[Figure record extracts]
Start
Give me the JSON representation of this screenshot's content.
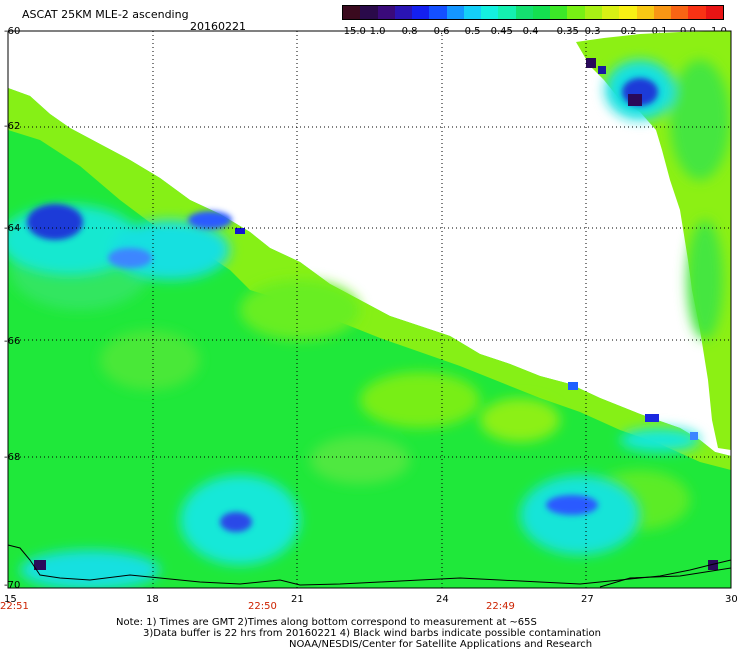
{
  "header": {
    "title": "ASCAT 25KM MLE-2 ascending",
    "date": "20160221"
  },
  "colorbar": {
    "labels": [
      "-15.0",
      "-1.0",
      "-0.8",
      "-0.6",
      "-0.5",
      "-0.45",
      "-0.4",
      "-0.35",
      "-0.3",
      "-0.2",
      "-0.1",
      "0.0",
      "1.0"
    ],
    "colors": [
      "#3a0a1e",
      "#2a0a4a",
      "#3a0a7a",
      "#2a14b4",
      "#1420f0",
      "#1450ff",
      "#1496ff",
      "#14cff8",
      "#14f0e0",
      "#14f0b0",
      "#14e070",
      "#14e050",
      "#3ce828",
      "#78f014",
      "#a8f014",
      "#d8f014",
      "#f8f014",
      "#f8c814",
      "#f89614",
      "#f86414",
      "#f83214",
      "#e81414"
    ]
  },
  "map": {
    "lat_labels": [
      "-60",
      "-62",
      "-64",
      "-66",
      "-68",
      "-70"
    ],
    "lon_labels": [
      "15",
      "18",
      "21",
      "24",
      "27",
      "30"
    ],
    "time_labels": [
      "22:51",
      "22:50",
      "22:49"
    ]
  },
  "footer": {
    "note_line1": "Note: 1) Times are GMT 2)Times along bottom correspond to measurement at ~65S",
    "note_line2": "3)Data buffer is 22 hrs from 20160221 4) Black wind barbs indicate possible contamination",
    "note_line3": "NOAA/NESDIS/Center for Satellite Applications and Research"
  }
}
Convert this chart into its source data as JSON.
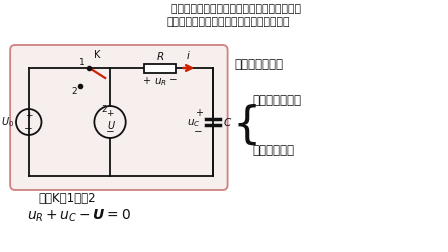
{
  "bg_color": "#ffffff",
  "title_text1": "    分析电路的暂态过程就是根据激励（电压源或",
  "title_text2": "电流源），求电路的响应（电压和电流）。",
  "right_title": "分析基本依据：",
  "right_line1": "元件的伏安关系",
  "right_line2": "基尔霍夫定律",
  "bottom_label1": "开关K从1打到2",
  "bottom_eq": "$\\boldsymbol{u_R}+\\boldsymbol{u_C}-\\boldsymbol{U}=0$",
  "box_facecolor": "#f7eeee",
  "box_edgecolor": "#d08080",
  "circuit_color": "#111111",
  "switch_color": "#cc2200",
  "arrow_color": "#cc2200",
  "text_color": "#111111"
}
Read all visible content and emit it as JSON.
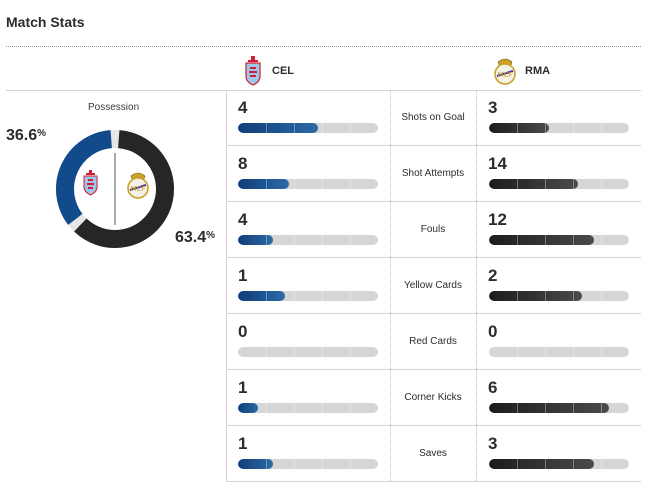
{
  "header": {
    "title": "Match Stats"
  },
  "teams": {
    "home": {
      "abbr": "CEL",
      "color": "#124b8c"
    },
    "away": {
      "abbr": "RMA",
      "color": "#262626"
    }
  },
  "possession": {
    "label": "Possession",
    "home_pct": 36.6,
    "away_pct": 63.4,
    "home_text": "36.6",
    "away_text": "63.4",
    "unit": "%"
  },
  "stats": [
    {
      "label": "Shots on Goal",
      "home": "4",
      "away": "3"
    },
    {
      "label": "Shot Attempts",
      "home": "8",
      "away": "14"
    },
    {
      "label": "Fouls",
      "home": "4",
      "away": "12"
    },
    {
      "label": "Yellow Cards",
      "home": "1",
      "away": "2"
    },
    {
      "label": "Red Cards",
      "home": "0",
      "away": "0"
    },
    {
      "label": "Corner Kicks",
      "home": "1",
      "away": "6"
    },
    {
      "label": "Saves",
      "home": "1",
      "away": "3"
    }
  ]
}
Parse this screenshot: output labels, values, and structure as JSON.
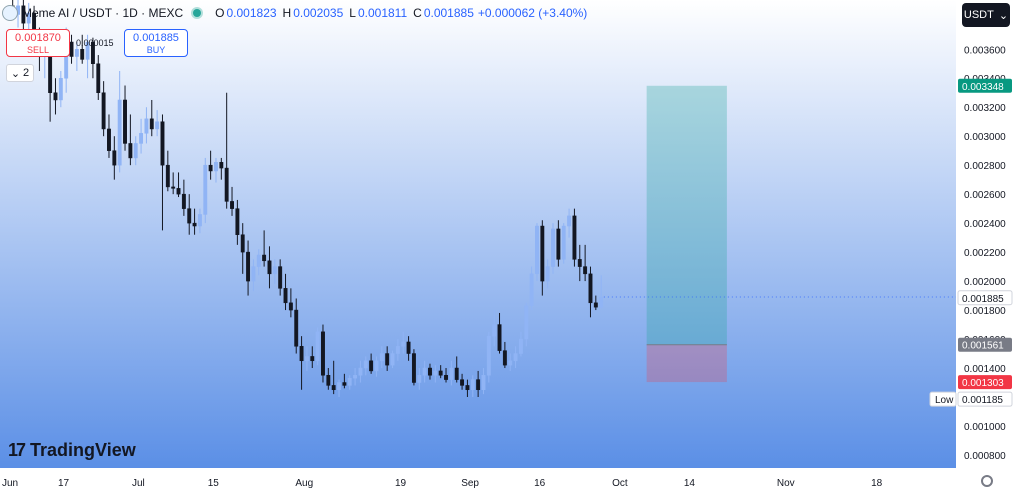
End
## [Aim of the task]
Which lines in the listing above hold the word "JSON"? Show each of them.

## [Task answer]
Give me the JSON representation of this screenshot's content.
Convert this chart into its source data as JSON.
Read all visible content and emit it as JSON.
Parse this screenshot: output labels, values, and structure as JSON.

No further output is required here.